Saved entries
++++++
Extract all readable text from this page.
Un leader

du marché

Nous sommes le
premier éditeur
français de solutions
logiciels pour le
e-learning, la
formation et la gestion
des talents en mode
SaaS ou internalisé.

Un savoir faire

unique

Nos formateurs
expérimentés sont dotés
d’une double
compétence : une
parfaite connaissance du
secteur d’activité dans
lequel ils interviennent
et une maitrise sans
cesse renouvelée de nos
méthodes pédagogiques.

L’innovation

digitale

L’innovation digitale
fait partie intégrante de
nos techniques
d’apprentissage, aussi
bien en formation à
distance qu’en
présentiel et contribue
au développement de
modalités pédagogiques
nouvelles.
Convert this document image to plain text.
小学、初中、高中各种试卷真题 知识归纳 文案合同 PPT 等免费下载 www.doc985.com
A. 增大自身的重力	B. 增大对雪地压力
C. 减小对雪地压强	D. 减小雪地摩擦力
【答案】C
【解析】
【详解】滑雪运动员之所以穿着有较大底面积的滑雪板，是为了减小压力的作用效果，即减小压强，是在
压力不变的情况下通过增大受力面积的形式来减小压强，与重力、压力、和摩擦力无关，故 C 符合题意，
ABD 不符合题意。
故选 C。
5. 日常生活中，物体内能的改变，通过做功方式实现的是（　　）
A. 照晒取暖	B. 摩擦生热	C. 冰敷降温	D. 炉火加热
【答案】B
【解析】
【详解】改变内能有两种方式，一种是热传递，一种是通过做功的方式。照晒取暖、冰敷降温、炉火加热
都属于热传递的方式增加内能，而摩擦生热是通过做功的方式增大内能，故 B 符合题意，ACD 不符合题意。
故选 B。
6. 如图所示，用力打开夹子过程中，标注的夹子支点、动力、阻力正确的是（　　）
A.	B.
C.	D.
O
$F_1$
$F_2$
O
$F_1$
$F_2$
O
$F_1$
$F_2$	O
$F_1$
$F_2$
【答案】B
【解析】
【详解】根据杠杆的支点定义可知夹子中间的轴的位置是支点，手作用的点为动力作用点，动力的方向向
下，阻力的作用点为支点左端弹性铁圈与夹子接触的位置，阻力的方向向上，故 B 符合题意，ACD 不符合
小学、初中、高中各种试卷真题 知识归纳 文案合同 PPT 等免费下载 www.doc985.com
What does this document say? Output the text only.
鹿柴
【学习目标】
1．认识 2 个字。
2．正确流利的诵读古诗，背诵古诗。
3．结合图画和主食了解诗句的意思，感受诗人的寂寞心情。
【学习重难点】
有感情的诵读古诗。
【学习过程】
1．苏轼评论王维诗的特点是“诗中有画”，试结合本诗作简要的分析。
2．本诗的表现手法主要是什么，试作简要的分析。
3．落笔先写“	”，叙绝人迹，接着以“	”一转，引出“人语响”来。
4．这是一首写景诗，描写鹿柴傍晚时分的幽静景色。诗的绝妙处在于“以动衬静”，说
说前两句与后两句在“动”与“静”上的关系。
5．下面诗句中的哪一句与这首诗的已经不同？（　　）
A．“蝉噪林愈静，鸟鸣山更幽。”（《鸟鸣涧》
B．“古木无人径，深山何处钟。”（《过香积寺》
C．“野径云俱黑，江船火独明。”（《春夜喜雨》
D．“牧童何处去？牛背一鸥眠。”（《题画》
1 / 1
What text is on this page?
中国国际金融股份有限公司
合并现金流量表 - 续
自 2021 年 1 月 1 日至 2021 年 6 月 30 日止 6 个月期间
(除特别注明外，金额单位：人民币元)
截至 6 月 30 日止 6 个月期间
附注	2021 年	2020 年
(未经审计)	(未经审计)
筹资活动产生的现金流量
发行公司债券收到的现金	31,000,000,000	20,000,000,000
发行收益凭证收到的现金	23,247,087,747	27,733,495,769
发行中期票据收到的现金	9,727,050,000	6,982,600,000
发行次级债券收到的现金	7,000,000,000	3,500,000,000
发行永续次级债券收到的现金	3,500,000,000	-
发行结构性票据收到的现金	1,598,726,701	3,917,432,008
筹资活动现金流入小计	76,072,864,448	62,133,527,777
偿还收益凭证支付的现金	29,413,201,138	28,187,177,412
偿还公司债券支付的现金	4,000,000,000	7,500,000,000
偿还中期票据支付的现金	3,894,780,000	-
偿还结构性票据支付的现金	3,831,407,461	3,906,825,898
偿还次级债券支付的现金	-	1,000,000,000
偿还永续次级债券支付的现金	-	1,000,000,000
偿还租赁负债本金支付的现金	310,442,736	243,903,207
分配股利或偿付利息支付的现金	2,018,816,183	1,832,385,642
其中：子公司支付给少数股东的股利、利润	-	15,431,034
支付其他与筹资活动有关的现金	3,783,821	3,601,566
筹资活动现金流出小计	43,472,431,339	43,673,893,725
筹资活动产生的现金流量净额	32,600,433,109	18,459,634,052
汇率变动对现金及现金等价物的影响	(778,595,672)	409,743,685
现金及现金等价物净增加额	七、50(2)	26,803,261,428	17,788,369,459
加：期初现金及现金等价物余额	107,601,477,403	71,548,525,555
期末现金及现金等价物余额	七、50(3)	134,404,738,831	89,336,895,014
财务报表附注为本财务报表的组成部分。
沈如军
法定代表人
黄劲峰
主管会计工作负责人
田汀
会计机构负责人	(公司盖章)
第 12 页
++++++
**Exercise**
Write out the entries in full, exactly as given.

**Result**
Extract all readable text from this page.
Un leader

du marché

Nous sommes le
premier éditeur
français de solutions
logiciels pour le
e-learning, la
formation et la gestion
des talents en mode
SaaS ou internalisé.

Un savoir faire

unique

Nos formateurs
expérimentés sont dotés
d’une double
compétence : une
parfaite connaissance du
secteur d’activité dans
lequel ils interviennent
et une maitrise sans
cesse renouvelée de nos
méthodes pédagogiques.

L’innovation

digitale

L’innovation digitale
fait partie intégrante de
nos techniques
d’apprentissage, aussi
bien en formation à
distance qu’en
présentiel et contribue
au développement de
modalités pédagogiques
nouvelles.
Convert this document image to plain text.
小学、初中、高中各种试卷真题 知识归纳 文案合同 PPT 等免费下载 www.doc985.com
A. 增大自身的重力	B. 增大对雪地压力
C. 减小对雪地压强	D. 减小雪地摩擦力
【答案】C
【解析】
【详解】滑雪运动员之所以穿着有较大底面积的滑雪板，是为了减小压力的作用效果，即减小压强，是在
压力不变的情况下通过增大受力面积的形式来减小压强，与重力、压力、和摩擦力无关，故 C 符合题意，
ABD 不符合题意。
故选 C。
5. 日常生活中，物体内能的改变，通过做功方式实现的是（　　）
A. 照晒取暖	B. 摩擦生热	C. 冰敷降温	D. 炉火加热
【答案】B
【解析】
【详解】改变内能有两种方式，一种是热传递，一种是通过做功的方式。照晒取暖、冰敷降温、炉火加热
都属于热传递的方式增加内能，而摩擦生热是通过做功的方式增大内能，故 B 符合题意，ACD 不符合题意。
故选 B。
6. 如图所示，用力打开夹子过程中，标注的夹子支点、动力、阻力正确的是（　　）
A.	B.
C.	D.
O
$F_1$
$F_2$
O
$F_1$
$F_2$
O
$F_1$
$F_2$	O
$F_1$
$F_2$
【答案】B
【解析】
【详解】根据杠杆的支点定义可知夹子中间的轴的位置是支点，手作用的点为动力作用点，动力的方向向
下，阻力的作用点为支点左端弹性铁圈与夹子接触的位置，阻力的方向向上，故 B 符合题意，ACD 不符合
小学、初中、高中各种试卷真题 知识归纳 文案合同 PPT 等免费下载 www.doc985.com
What does this document say? Output the text only.
鹿柴
【学习目标】
1．认识 2 个字。
2．正确流利的诵读古诗，背诵古诗。
3．结合图画和主食了解诗句的意思，感受诗人的寂寞心情。
【学习重难点】
有感情的诵读古诗。
【学习过程】
1．苏轼评论王维诗的特点是“诗中有画”，试结合本诗作简要的分析。
2．本诗的表现手法主要是什么，试作简要的分析。
3．落笔先写“	”，叙绝人迹，接着以“	”一转，引出“人语响”来。
4．这是一首写景诗，描写鹿柴傍晚时分的幽静景色。诗的绝妙处在于“以动衬静”，说
说前两句与后两句在“动”与“静”上的关系。
5．下面诗句中的哪一句与这首诗的已经不同？（　　）
A．“蝉噪林愈静，鸟鸣山更幽。”（《鸟鸣涧》
B．“古木无人径，深山何处钟。”（《过香积寺》
C．“野径云俱黑，江船火独明。”（《春夜喜雨》
D．“牧童何处去？牛背一鸥眠。”（《题画》
1 / 1
What text is on this page?
中国国际金融股份有限公司
合并现金流量表 - 续
自 2021 年 1 月 1 日至 2021 年 6 月 30 日止 6 个月期间
(除特别注明外，金额单位：人民币元)
截至 6 月 30 日止 6 个月期间
附注	2021 年	2020 年
(未经审计)	(未经审计)
筹资活动产生的现金流量
发行公司债券收到的现金	31,000,000,000	20,000,000,000
发行收益凭证收到的现金	23,247,087,747	27,733,495,769
发行中期票据收到的现金	9,727,050,000	6,982,600,000
发行次级债券收到的现金	7,000,000,000	3,500,000,000
发行永续次级债券收到的现金	3,500,000,000	-
发行结构性票据收到的现金	1,598,726,701	3,917,432,008
筹资活动现金流入小计	76,072,864,448	62,133,527,777
偿还收益凭证支付的现金	29,413,201,138	28,187,177,412
偿还公司债券支付的现金	4,000,000,000	7,500,000,000
偿还中期票据支付的现金	3,894,780,000	-
偿还结构性票据支付的现金	3,831,407,461	3,906,825,898
偿还次级债券支付的现金	-	1,000,000,000
偿还永续次级债券支付的现金	-	1,000,000,000
偿还租赁负债本金支付的现金	310,442,736	243,903,207
分配股利或偿付利息支付的现金	2,018,816,183	1,832,385,642
其中：子公司支付给少数股东的股利、利润	-	15,431,034
支付其他与筹资活动有关的现金	3,783,821	3,601,566
筹资活动现金流出小计	43,472,431,339	43,673,893,725
筹资活动产生的现金流量净额	32,600,433,109	18,459,634,052
汇率变动对现金及现金等价物的影响	(778,595,672)	409,743,685
现金及现金等价物净增加额	七、50(2)	26,803,261,428	17,788,369,459
加：期初现金及现金等价物余额	107,601,477,403	71,548,525,555
期末现金及现金等价物余额	七、50(3)	134,404,738,831	89,336,895,014
财务报表附注为本财务报表的组成部分。
沈如军
法定代表人
黄劲峰
主管会计工作负责人
田汀
会计机构负责人	(公司盖章)
第 12 页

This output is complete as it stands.